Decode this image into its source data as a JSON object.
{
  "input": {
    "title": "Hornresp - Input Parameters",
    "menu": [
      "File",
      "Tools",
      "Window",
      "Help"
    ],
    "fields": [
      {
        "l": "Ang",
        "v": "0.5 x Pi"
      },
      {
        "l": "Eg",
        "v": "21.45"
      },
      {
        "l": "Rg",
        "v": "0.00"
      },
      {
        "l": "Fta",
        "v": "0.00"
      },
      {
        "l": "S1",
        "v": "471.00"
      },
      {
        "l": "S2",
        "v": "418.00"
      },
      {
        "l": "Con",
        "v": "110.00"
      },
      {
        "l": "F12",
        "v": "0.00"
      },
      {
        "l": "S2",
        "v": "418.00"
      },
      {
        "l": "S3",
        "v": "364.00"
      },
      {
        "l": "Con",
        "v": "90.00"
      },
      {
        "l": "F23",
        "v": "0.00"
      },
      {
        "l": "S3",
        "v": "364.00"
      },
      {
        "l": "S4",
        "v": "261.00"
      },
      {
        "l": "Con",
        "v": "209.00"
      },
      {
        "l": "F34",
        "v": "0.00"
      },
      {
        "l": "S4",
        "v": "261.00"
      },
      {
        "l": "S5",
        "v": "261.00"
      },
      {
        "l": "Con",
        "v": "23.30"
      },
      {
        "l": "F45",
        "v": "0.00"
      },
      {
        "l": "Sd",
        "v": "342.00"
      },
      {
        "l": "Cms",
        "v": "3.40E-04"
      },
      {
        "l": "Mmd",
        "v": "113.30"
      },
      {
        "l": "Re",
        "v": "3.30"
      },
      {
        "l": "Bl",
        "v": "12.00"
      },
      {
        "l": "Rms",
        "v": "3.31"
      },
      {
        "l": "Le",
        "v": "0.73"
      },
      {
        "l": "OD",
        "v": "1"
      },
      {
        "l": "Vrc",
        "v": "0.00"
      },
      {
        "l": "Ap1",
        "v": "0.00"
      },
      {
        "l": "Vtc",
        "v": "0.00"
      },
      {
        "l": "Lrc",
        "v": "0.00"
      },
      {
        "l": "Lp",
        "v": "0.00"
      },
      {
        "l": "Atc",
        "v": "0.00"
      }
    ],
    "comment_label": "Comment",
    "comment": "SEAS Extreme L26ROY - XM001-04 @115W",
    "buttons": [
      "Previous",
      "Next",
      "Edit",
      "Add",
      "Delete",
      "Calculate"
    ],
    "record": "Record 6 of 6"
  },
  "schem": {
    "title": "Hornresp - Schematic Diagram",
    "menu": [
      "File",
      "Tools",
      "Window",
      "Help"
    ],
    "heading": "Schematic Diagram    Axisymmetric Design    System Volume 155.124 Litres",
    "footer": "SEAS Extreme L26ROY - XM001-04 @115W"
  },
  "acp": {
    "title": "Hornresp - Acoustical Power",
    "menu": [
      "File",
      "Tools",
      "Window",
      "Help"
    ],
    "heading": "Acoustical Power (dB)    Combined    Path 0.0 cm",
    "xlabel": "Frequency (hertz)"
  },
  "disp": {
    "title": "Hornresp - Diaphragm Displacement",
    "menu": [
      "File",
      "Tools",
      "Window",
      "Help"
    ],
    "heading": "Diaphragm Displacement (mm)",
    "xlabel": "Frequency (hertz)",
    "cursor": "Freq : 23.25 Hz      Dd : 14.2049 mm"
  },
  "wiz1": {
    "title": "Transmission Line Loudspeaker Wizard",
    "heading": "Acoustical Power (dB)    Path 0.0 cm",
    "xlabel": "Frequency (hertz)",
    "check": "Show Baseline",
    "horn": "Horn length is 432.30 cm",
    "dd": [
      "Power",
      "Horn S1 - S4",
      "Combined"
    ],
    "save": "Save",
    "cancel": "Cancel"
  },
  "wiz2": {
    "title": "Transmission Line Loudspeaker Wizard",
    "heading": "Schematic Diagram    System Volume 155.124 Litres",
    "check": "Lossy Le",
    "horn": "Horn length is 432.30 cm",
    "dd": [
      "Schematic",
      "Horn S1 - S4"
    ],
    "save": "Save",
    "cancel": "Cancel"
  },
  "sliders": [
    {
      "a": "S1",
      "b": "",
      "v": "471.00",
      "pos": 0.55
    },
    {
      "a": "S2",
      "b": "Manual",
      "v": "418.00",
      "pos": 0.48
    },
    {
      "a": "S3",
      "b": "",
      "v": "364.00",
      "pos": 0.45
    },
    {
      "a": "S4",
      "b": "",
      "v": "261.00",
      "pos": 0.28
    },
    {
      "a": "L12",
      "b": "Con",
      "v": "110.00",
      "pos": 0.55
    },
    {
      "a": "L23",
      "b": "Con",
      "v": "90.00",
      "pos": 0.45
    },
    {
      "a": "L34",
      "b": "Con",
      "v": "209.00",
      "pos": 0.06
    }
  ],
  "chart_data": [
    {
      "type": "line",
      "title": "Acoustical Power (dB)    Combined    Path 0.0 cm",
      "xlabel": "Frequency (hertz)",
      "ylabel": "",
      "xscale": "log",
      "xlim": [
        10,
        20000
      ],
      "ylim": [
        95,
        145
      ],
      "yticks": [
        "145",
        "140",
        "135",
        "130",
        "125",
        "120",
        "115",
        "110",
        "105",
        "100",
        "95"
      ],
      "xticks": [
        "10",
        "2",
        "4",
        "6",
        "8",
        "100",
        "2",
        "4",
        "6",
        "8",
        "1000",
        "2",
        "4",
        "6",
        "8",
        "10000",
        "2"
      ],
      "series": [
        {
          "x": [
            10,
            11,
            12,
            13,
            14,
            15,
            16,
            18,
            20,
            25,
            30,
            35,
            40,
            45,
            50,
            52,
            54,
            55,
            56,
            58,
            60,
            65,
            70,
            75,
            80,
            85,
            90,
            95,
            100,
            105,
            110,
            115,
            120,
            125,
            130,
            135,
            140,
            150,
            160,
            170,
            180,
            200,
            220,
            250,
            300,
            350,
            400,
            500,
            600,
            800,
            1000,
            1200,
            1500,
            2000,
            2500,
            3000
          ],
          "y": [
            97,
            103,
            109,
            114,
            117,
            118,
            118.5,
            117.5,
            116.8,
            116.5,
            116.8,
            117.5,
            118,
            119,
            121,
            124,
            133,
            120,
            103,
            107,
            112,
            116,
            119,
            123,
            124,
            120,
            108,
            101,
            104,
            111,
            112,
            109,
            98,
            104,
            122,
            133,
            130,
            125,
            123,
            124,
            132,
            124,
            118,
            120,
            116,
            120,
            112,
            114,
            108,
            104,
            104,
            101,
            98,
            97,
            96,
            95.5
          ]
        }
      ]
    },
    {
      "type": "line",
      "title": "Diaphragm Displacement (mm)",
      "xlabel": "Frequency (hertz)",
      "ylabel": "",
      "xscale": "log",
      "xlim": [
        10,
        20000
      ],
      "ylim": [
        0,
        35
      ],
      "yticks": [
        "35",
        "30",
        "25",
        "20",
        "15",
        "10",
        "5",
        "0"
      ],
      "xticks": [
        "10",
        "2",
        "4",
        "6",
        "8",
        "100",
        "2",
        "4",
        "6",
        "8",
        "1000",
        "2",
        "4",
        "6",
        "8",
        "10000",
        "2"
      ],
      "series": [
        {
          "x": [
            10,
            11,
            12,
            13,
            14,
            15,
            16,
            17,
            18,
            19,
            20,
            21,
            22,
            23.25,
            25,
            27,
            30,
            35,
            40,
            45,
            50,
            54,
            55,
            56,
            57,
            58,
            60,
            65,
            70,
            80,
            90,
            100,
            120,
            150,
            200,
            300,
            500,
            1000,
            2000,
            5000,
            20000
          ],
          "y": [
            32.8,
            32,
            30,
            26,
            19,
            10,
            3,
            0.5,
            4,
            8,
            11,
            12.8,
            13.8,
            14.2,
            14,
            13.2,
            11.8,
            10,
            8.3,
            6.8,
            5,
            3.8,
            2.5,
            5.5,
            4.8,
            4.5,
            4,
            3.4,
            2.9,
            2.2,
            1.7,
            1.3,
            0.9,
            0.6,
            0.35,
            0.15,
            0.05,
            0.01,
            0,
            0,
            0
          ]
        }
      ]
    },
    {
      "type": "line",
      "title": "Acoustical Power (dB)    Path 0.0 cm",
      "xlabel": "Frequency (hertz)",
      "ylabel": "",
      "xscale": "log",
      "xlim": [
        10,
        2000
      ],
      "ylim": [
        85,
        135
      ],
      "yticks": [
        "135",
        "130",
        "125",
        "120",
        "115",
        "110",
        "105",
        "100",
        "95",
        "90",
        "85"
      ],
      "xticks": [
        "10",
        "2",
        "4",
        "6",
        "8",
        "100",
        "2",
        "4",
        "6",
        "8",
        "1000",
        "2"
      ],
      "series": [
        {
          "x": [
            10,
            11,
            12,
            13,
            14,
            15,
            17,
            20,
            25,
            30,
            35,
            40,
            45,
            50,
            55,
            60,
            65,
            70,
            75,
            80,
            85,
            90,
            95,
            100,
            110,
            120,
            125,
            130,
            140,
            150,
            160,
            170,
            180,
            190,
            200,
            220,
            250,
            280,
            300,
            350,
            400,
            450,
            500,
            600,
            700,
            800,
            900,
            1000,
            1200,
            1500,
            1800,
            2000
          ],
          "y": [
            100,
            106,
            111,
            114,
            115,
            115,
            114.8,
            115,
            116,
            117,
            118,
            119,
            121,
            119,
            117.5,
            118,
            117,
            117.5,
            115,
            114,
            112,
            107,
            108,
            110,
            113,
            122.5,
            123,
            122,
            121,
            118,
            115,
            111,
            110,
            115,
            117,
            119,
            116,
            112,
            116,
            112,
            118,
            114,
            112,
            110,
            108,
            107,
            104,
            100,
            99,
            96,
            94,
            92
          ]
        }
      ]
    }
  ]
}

——————

▶ _Instructions to follow_: Reply with one number only: the count of lines in the entries that contain "SEAS".

▶ _Exercise output_: 2